Sam Benjamin "Shir Yaakov" Feinstein-Feit (born February 27, 1978)  is an American rabbi, composer, liturgist, singer and graphic designer. He currently serves Kol Hai, a Jewish Renewal community based in New Paltz, New York. He received rabbinical ordination in January 2020 from Aleph: Alliance for Jewish Renewal, the Jewish Renewal umbrella organization formed under the spiritual guidance of Rabbi Zalman Schachter-Shalomi during the 1990s.

Since 2015, Shir Yaakov has led Kol Hai. From 2008 to 2012, he served as Musical Director at Romemu, the Manhattan congregation led by Rabbi David Ingber, who was also a student of Schachter-Shalomi. Earlier still, Shir Yaakov co-founded and led the Kol Zimrah minyan on the Upper West Side of Manhattan.

While he records and performs primarily as a singer-songwriter, he has also worked with Darshan and The Epichorus. In 2016, his song "Broken-Hearted", based on a verse from Psalm 147, won first place in the 2016 Soundtrack of our Spirit competition organized by the venerable Jewish-American media company The Forward. A number of his compositions remain in regular liturgical use at Romemu and other congregations in the US.

**Set tasks**
**1)** In the biography of Shir Yaakov Feinstein-Feit, from which organization did he receive rabbinical ordination?
**2)** Extend the biography of Shir Yaakov Feinstein-Feit, picking up after its final sentence.

**Data block**
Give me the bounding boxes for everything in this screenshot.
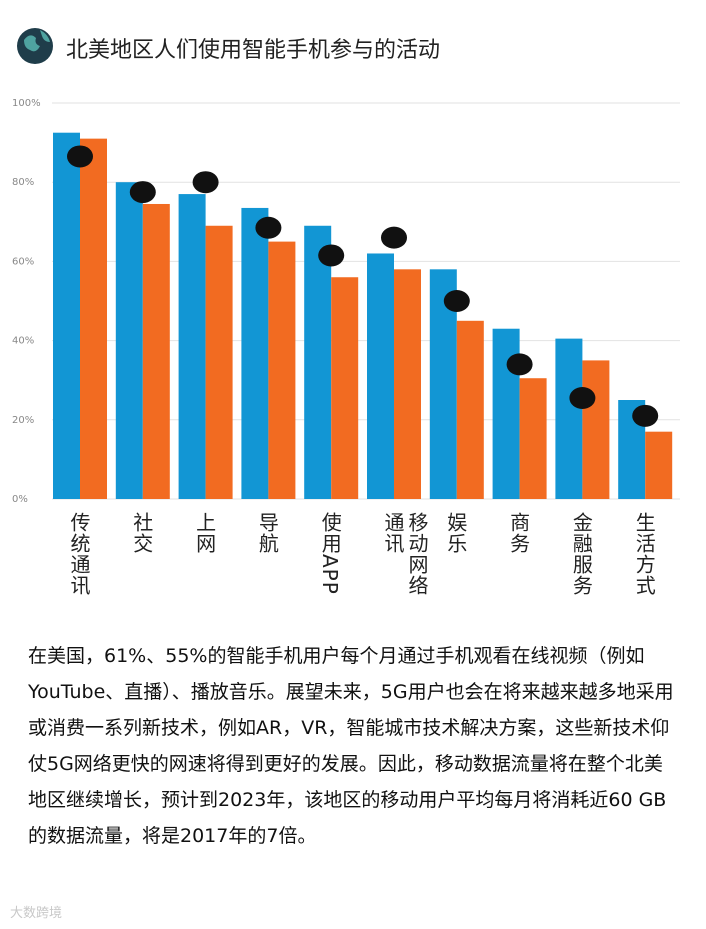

**Per-task outputs**
**1)** Aleph: Alliance for Jewish Renewal

**2)**
Feit's graphic design talents have been employed to design prayerbooks now in use at Romemu. He has also done the CD art (and lyric booklets) for Darshan's CD's.

He is married and the father of three daughters.

Early life
Feit was raised in Manhattan by a secular Jewish family. He attended the Abraham Joshua Heschel School beginning in third grade when his mother got a job there. His family were members of the B'nai Jeshurun synagogue. As a child, Feit took piano and guitar lessons and taught himself music, including transcription and composition. In high school, he was influenced musically by Nirvana's Kurt Cobain.

After graduating high school, Feit worked in photography, graphic and web design. He started becoming more religious in his early 20s, influenced by Sefer Yetzirah and the works of Rabbi Zalman Schachter-Shalomi, the founder of the Jewish Renewal movement.

Feit moved to Jerusalem's Nachlaot neighborhood in 2005 to study in yeshiva. There, Feit and his friends created an informal band called Lev Yerushalayim, with whom he would beatbox and freestyle rap at late-night concerts outside Yeshivat Simchat Shlomo.

Music career

Solo albums
Feit began his music career with the EP Shir (2008), followed by his debut album Zeh (2009). He has since released two more solo albums, Az (2010) and Lah (2015).

Darshan

In 2008, while working at the Isabella Freedman Jewish Retreat Center, Feit met the Jewish rapper Eprhyme (Eden Pearlstein). After playing their respective music for each other, Eprhyme invited Feit to sing on his debut album Waywordwonderwill, and the two later formed the duo Darshan. Their debut EP Lishmah was released in 2010, followed by a full-length album, Deeper and Higher, in 2015.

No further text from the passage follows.